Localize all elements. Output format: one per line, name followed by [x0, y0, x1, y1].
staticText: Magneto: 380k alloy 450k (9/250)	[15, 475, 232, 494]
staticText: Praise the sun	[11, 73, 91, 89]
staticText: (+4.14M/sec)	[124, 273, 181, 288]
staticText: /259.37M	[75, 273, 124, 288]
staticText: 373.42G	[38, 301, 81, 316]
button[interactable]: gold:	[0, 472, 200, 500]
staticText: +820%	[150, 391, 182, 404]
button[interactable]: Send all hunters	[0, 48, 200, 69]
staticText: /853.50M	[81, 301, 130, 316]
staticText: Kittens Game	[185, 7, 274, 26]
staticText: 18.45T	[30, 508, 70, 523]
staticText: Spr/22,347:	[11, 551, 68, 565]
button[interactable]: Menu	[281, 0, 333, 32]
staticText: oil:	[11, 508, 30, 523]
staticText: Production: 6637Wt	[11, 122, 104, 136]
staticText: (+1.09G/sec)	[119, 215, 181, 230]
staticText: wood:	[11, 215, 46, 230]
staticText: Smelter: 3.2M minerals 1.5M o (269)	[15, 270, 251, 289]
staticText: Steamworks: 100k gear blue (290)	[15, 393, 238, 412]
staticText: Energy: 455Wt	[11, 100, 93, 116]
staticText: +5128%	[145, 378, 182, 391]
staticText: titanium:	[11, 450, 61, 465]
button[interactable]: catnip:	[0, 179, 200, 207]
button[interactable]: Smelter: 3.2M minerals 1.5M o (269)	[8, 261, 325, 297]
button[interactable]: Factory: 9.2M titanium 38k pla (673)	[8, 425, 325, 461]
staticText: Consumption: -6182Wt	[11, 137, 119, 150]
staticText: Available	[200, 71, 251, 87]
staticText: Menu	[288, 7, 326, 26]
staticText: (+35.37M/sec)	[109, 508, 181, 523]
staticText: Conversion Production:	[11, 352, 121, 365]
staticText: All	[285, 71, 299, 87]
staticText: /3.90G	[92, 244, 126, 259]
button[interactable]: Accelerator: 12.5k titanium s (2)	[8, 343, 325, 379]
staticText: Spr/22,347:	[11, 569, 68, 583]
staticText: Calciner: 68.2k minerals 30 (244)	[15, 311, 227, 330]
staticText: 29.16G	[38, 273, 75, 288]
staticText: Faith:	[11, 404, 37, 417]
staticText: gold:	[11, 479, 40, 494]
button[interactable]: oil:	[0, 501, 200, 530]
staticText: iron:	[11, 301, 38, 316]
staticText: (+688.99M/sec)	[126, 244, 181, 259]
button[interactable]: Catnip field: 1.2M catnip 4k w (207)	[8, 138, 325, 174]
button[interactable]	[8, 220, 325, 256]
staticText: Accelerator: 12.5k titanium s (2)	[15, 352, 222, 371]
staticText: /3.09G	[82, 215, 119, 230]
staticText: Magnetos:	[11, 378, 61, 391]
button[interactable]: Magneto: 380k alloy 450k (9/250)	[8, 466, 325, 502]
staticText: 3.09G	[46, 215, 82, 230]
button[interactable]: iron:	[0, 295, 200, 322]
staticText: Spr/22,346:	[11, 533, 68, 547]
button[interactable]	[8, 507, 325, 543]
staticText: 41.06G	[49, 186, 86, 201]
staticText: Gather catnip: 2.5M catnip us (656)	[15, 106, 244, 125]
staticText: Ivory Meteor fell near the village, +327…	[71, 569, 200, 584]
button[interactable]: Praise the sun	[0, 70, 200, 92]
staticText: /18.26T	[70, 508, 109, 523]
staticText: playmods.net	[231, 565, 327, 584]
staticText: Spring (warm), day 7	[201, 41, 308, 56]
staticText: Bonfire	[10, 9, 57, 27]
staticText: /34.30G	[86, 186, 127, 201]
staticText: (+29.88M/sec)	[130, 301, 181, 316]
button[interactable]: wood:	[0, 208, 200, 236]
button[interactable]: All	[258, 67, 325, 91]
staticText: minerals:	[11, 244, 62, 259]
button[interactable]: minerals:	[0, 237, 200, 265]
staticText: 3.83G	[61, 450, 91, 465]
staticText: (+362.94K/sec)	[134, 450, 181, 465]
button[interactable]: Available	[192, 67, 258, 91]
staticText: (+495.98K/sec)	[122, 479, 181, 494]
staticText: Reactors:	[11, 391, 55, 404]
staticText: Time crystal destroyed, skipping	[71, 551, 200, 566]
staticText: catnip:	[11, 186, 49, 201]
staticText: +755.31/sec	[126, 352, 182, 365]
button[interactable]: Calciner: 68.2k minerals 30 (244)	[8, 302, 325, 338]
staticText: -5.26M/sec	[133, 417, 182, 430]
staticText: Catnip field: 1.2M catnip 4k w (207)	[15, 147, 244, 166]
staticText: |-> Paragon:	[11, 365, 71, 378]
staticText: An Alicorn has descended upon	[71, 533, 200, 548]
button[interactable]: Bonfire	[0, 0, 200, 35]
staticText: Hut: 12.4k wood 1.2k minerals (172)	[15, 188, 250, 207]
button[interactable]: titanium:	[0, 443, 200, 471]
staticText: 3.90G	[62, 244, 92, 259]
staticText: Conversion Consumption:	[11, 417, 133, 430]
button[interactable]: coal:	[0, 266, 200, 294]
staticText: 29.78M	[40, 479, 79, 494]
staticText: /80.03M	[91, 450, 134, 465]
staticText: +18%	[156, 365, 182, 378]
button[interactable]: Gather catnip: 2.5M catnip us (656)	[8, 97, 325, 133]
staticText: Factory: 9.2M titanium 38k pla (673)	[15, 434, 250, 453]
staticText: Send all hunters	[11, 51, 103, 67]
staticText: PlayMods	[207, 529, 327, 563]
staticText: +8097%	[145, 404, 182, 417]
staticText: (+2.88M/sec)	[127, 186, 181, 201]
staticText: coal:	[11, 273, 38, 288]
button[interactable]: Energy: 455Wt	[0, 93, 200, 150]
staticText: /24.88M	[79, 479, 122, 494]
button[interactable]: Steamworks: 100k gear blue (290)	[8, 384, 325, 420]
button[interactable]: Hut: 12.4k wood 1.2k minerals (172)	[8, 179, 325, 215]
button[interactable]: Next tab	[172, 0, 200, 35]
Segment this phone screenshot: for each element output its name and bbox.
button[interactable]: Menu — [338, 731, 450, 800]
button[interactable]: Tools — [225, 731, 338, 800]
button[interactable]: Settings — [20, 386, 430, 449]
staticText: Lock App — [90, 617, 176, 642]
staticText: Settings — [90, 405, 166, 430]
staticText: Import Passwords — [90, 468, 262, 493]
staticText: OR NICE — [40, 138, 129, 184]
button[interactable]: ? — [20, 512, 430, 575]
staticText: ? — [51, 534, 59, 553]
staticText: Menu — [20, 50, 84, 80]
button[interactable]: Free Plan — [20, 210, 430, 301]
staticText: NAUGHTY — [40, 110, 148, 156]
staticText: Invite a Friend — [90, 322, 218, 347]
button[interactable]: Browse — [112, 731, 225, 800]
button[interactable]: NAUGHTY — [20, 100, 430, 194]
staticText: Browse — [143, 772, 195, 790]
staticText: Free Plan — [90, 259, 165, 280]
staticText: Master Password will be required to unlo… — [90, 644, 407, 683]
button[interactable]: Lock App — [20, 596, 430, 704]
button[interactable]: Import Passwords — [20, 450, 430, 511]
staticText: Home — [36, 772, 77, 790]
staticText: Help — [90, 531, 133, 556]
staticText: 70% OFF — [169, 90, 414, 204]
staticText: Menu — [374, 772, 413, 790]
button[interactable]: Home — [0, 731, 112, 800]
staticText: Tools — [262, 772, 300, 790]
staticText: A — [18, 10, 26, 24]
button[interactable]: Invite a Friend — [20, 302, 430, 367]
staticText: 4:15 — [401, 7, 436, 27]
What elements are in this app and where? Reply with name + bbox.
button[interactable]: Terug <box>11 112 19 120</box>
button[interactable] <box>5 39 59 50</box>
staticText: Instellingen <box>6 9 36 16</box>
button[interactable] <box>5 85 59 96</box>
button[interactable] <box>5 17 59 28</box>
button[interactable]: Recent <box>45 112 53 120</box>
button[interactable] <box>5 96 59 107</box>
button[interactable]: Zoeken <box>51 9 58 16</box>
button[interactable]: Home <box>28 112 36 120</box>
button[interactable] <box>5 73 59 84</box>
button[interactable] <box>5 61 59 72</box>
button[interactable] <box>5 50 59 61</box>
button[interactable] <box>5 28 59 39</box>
☆ ☆ ☆
Convierte en una tabla Markdown las líneas de los ítems, empezando por el comienzo de los ítems y terminando en la línea que contiene "301, 130, 316]", ambas incluidas. La tabla lleva las columnas Fila y Línea, con el número de fila y el texto de cada línea, sin las líneas en blanco.

| Fila | Línea |
|---|---|
| 1 | Localize all elements. Output format: one per line, name followed by [x0, y0, x1, y1]. |
| 2 | staticText: Magneto: 380k alloy 450k (9/250)	[15, 475, 232, 494] |
| 3 | staticText: Praise the sun	[11, 73, 91, 89] |
| 4 | staticText: (+4.14M/sec)	[124, 273, 181, 288] |
| 5 | staticText: /259.37M	[75, 273, 124, 288] |
| 6 | staticText: 373.42G	[38, 301, 81, 316] |
| 7 | button[interactable]: gold:	[0, 472, 200, 500] |
| 8 | staticText: +820%	[150, 391, 182, 404] |
| 9 | button[interactable]: Send all hunters	[0, 48, 200, 69] |
| 10 | staticText: /853.50M	[81, 301, 130, 316] |